═══ Provided data

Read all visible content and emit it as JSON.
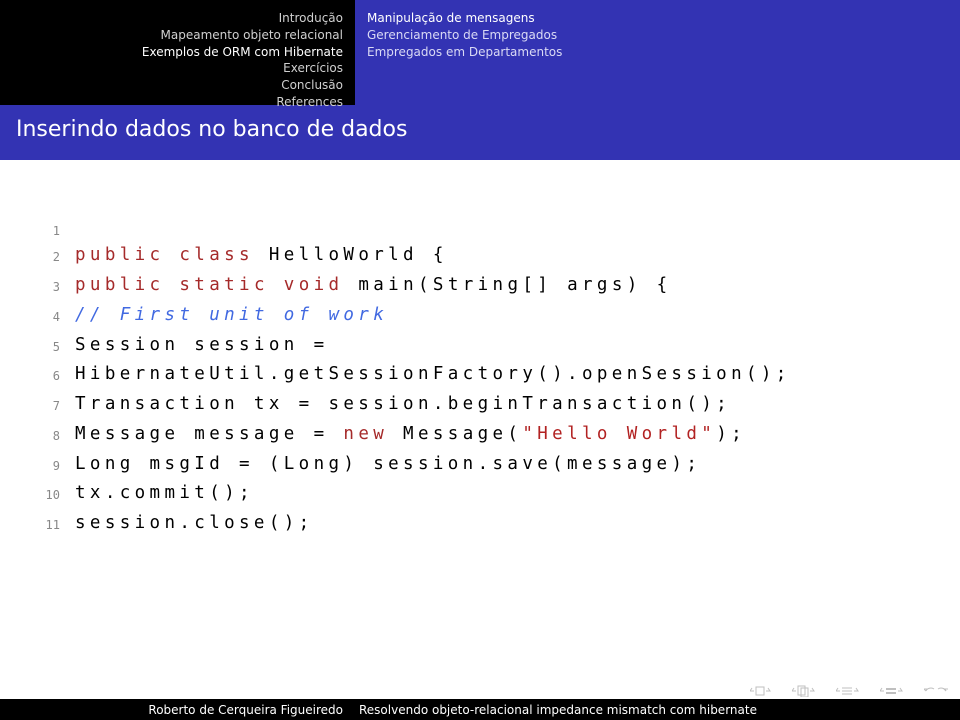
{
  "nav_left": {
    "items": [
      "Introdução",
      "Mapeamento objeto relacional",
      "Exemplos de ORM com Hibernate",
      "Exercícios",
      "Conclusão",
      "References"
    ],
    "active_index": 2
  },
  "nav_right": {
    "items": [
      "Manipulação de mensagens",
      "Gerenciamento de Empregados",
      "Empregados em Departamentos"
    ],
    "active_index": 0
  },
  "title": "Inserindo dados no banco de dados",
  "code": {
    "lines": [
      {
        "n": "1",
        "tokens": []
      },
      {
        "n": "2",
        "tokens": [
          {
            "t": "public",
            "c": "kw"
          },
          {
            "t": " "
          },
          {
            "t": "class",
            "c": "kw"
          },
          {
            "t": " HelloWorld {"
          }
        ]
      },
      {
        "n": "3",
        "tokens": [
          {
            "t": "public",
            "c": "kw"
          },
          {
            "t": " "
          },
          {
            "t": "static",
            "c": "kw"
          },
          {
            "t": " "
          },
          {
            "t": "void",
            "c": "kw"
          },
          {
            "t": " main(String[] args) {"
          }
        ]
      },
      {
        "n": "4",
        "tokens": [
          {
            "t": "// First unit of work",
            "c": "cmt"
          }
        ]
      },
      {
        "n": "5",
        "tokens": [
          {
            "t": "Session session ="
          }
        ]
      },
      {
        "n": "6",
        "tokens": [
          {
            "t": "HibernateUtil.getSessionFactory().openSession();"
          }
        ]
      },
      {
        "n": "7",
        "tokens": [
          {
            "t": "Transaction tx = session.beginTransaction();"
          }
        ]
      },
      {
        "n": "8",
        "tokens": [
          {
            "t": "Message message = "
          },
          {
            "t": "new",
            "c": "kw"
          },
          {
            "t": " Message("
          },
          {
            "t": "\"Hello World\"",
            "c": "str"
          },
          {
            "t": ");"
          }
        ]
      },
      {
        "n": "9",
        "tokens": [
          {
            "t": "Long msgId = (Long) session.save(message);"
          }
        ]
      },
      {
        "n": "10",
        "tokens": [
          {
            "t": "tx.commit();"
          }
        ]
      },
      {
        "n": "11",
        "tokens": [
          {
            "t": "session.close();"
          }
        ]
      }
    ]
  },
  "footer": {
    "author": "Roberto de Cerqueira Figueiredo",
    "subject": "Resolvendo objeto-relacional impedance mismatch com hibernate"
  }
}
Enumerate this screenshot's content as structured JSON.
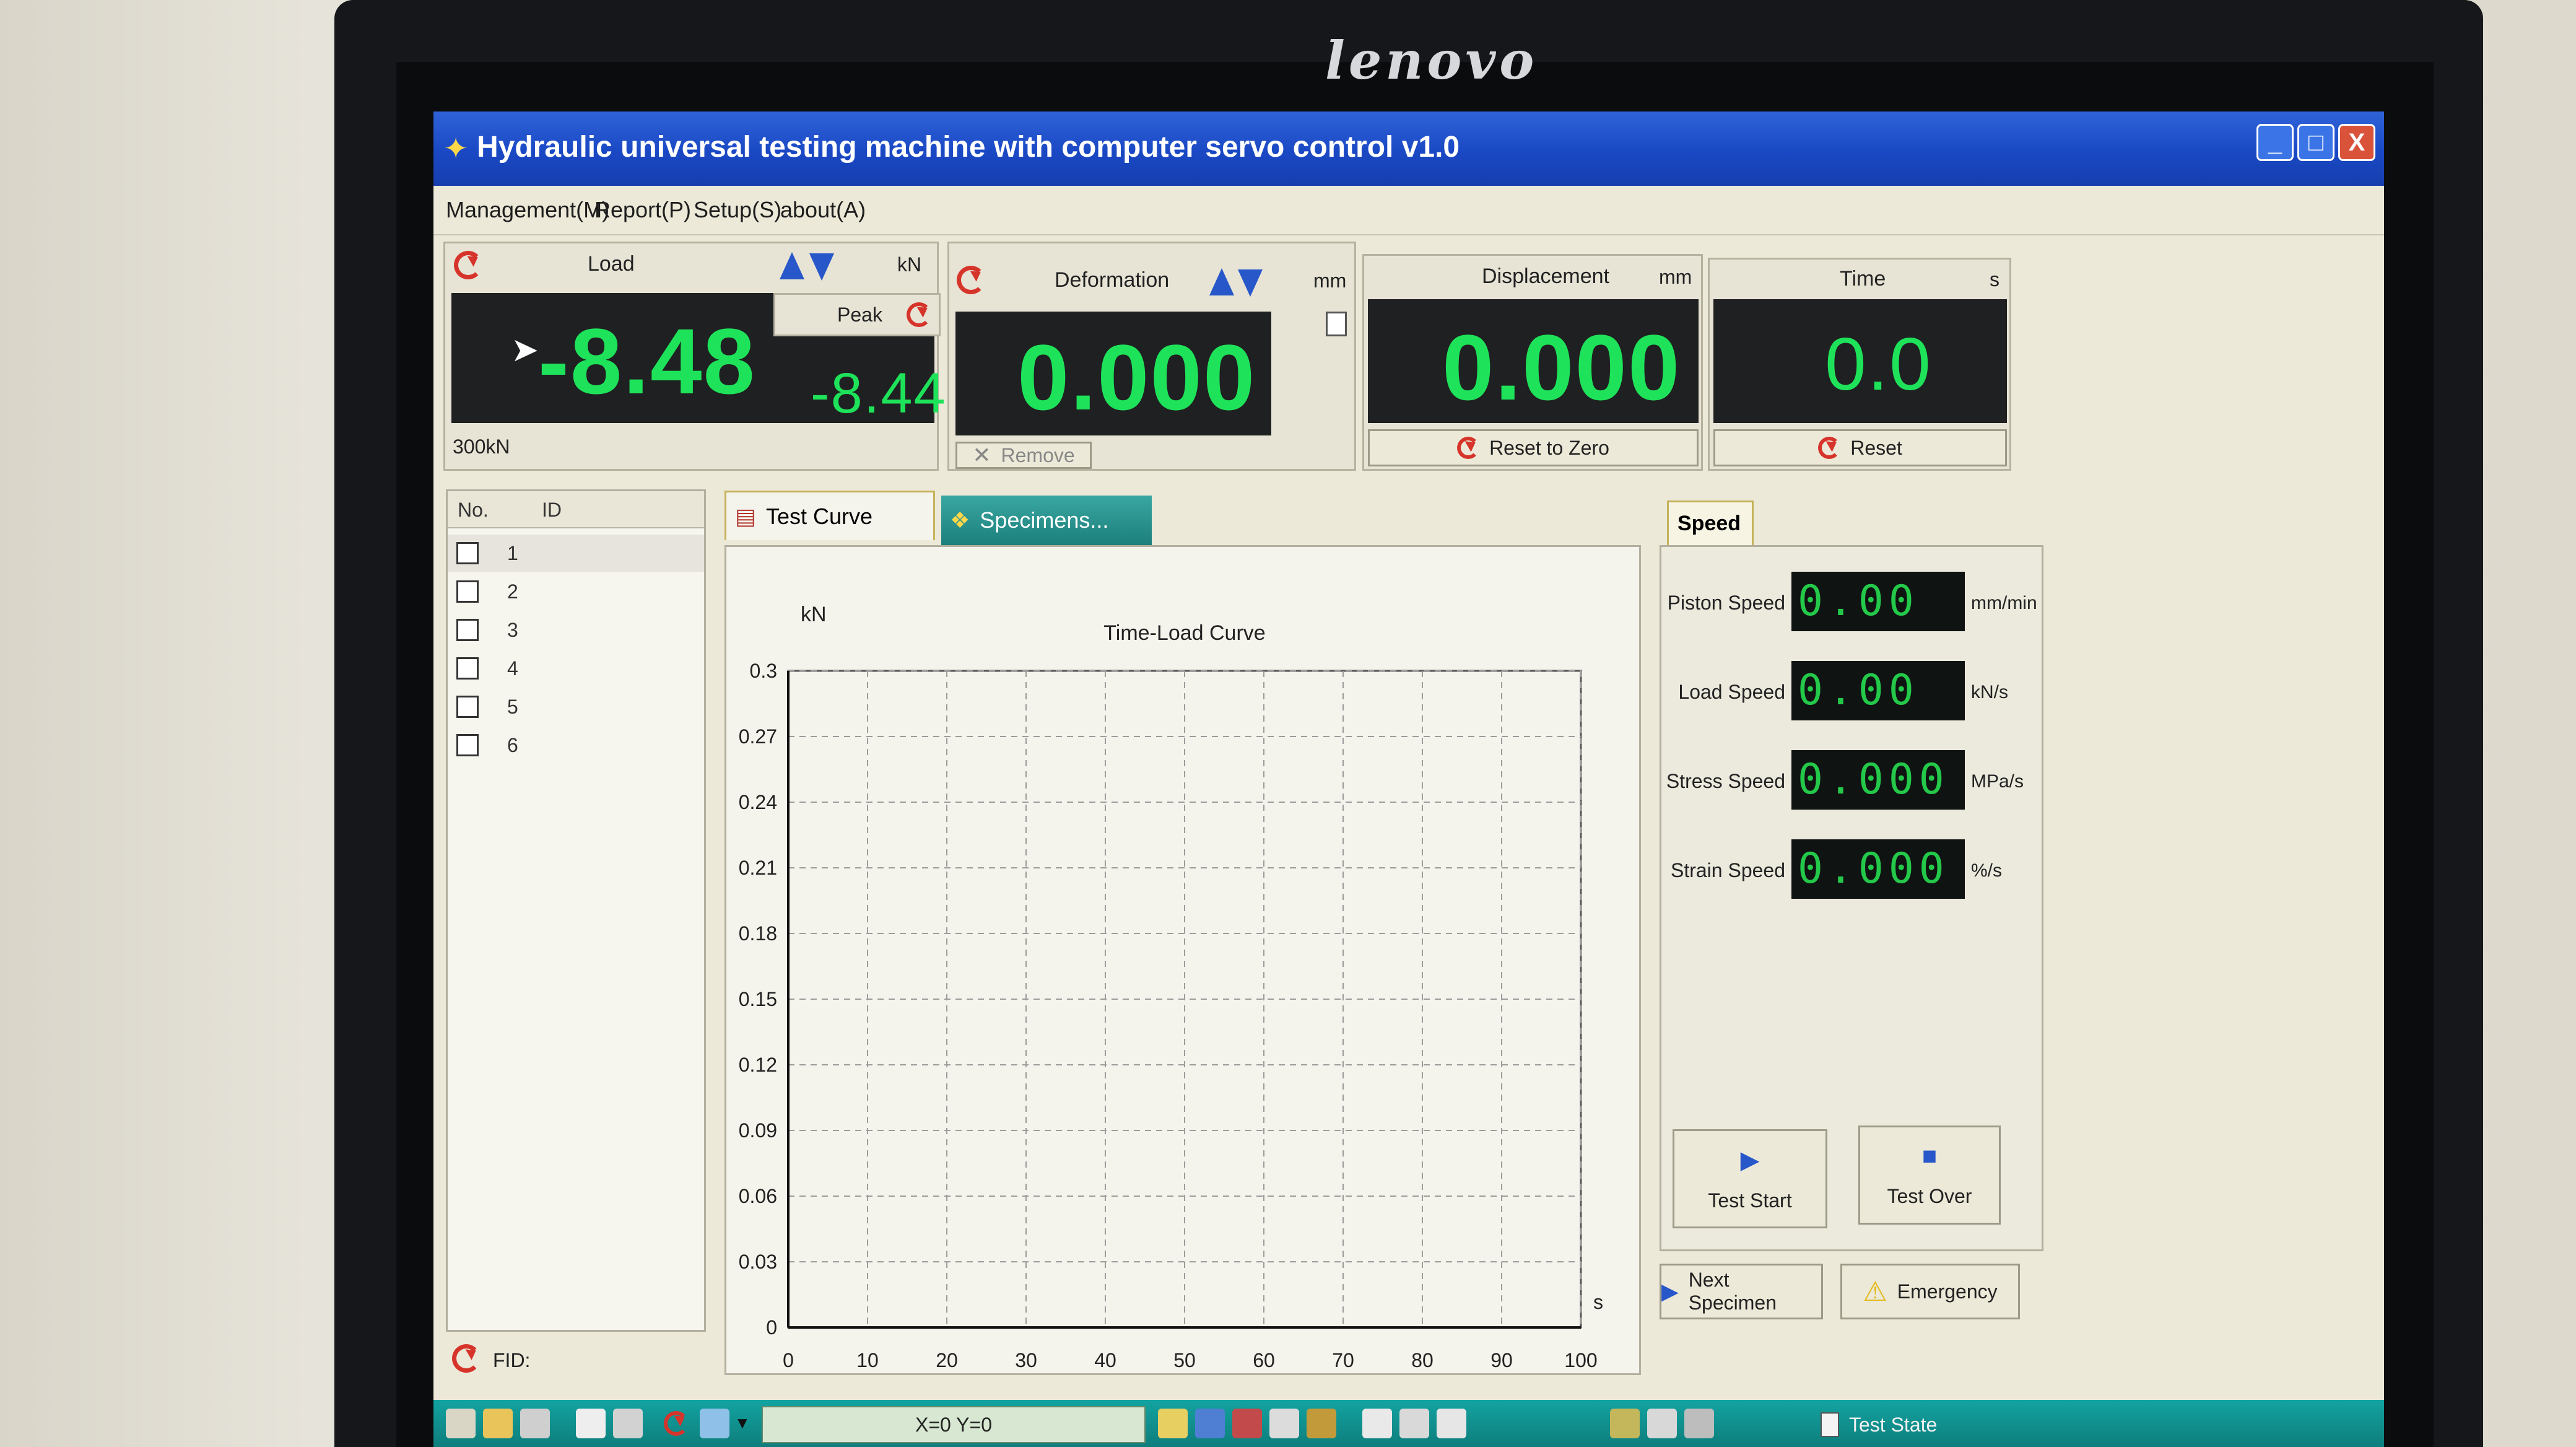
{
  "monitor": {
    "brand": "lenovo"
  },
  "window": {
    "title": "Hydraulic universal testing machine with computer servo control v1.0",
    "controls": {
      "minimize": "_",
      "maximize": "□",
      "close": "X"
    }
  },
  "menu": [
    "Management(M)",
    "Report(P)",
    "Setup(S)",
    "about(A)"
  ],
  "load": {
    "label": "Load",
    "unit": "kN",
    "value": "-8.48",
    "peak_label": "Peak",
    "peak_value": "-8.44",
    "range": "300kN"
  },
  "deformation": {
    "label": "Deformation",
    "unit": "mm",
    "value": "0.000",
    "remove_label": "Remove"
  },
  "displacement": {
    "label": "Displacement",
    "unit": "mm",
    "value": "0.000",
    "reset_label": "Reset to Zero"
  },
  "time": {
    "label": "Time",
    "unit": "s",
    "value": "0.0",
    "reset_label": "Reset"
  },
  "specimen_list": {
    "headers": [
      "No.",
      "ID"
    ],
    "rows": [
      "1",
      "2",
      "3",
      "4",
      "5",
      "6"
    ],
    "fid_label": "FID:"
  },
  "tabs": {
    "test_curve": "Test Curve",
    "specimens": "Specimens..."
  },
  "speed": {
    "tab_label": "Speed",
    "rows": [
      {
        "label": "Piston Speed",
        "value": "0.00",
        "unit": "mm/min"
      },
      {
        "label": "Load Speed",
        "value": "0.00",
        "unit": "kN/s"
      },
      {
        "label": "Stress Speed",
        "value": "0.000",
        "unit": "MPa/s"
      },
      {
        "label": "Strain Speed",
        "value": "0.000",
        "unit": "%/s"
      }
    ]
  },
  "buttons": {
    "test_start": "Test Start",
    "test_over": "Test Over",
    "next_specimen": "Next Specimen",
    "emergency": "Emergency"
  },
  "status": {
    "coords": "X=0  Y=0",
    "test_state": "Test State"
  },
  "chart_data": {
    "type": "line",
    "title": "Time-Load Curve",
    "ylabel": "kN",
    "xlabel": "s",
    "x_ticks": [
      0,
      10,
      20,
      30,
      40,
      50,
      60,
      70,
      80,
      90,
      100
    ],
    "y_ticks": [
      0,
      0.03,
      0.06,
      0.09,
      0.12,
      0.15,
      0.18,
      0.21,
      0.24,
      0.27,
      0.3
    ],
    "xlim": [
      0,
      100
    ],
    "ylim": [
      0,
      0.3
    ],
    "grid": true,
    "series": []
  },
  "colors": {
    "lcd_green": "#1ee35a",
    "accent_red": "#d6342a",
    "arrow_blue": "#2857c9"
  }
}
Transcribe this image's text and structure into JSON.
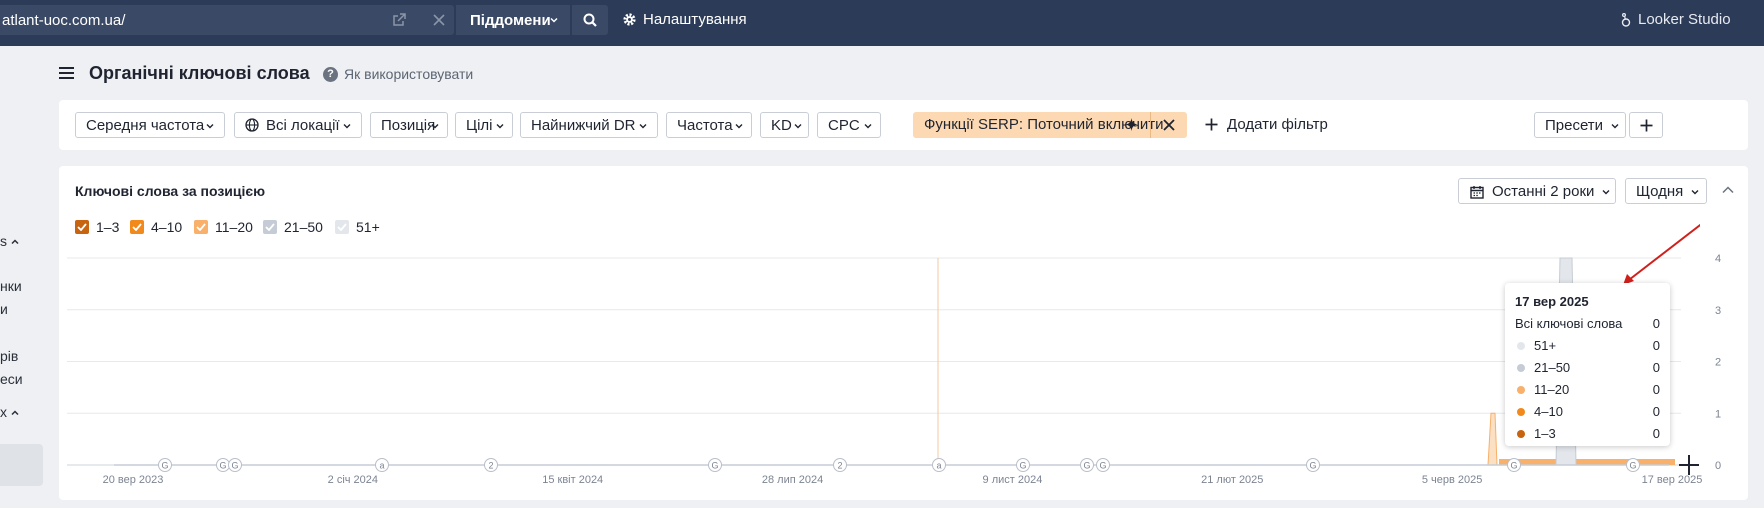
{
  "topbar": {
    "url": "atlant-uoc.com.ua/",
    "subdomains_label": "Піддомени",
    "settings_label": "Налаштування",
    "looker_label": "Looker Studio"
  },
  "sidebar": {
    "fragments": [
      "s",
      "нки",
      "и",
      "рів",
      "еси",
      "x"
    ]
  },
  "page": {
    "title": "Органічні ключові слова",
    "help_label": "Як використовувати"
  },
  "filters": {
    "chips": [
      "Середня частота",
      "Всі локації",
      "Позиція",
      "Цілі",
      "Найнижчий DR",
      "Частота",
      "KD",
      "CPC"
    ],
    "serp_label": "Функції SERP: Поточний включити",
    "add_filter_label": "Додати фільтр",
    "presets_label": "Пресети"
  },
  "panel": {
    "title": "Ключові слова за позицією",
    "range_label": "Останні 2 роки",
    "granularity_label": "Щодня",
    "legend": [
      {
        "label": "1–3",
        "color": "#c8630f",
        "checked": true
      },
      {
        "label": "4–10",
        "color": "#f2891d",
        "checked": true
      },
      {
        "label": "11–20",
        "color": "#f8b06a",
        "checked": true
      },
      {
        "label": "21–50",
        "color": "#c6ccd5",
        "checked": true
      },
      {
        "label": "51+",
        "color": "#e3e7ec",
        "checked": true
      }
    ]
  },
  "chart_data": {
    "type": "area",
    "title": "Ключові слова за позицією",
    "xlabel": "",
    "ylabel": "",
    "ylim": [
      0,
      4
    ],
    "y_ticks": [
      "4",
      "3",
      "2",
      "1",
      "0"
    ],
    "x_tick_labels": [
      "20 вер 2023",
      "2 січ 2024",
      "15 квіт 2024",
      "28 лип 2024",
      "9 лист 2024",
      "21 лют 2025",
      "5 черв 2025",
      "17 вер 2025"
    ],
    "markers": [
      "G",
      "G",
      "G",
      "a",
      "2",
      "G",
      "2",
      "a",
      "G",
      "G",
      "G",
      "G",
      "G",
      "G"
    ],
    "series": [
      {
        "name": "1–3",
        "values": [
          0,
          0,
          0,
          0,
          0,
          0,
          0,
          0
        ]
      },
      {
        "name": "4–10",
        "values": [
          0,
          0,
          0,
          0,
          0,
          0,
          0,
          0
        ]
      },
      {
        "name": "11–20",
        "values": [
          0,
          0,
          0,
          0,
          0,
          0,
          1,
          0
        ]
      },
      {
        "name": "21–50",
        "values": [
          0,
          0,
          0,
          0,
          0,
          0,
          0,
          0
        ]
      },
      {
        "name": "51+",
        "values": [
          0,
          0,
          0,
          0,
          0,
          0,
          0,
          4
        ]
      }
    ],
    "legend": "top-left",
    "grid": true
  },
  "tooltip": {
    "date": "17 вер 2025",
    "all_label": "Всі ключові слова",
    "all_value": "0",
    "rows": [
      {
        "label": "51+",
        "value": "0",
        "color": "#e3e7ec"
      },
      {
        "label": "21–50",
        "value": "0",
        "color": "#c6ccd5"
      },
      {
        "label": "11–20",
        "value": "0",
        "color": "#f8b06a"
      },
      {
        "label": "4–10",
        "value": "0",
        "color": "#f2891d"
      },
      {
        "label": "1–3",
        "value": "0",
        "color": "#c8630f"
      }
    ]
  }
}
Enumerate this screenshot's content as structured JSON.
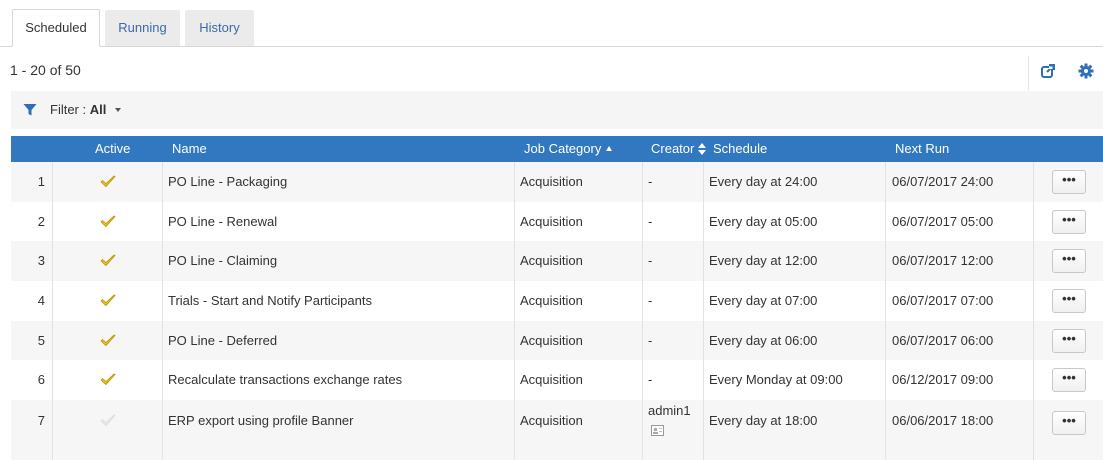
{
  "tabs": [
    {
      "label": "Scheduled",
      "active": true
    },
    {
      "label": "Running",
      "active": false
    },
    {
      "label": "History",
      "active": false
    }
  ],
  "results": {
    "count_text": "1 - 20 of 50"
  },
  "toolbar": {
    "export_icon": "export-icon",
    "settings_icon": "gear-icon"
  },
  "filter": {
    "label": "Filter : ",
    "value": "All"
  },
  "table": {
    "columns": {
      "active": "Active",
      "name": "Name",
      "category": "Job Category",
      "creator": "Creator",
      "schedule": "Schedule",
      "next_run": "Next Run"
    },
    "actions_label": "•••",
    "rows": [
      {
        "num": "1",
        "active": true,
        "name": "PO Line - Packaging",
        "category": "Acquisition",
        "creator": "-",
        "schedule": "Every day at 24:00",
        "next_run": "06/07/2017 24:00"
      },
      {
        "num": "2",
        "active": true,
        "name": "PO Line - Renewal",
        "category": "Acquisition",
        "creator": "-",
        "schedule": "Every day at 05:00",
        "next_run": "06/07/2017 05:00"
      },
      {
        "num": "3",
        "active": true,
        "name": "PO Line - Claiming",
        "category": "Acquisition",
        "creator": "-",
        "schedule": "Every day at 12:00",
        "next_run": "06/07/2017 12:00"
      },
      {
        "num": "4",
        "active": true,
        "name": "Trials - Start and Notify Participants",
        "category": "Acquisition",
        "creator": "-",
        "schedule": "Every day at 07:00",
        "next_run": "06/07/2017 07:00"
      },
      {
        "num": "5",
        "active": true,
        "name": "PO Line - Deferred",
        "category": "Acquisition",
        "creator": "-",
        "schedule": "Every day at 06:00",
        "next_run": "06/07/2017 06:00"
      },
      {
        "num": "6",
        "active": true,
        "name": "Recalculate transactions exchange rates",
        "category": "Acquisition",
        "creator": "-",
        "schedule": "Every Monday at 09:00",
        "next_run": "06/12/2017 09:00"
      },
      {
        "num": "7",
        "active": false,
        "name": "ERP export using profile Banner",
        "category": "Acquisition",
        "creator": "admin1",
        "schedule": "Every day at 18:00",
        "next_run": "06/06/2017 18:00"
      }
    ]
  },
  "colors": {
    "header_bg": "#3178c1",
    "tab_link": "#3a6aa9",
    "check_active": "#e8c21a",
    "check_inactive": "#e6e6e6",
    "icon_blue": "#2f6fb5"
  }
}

══════

> Exercise
Gather each line in the entries above where the string "objeto" is found.

> Answer in full
      "Mapeamento objeto relacional",
    "subject": "Resolvendo objeto-relacional impedance mismatch com hibernate"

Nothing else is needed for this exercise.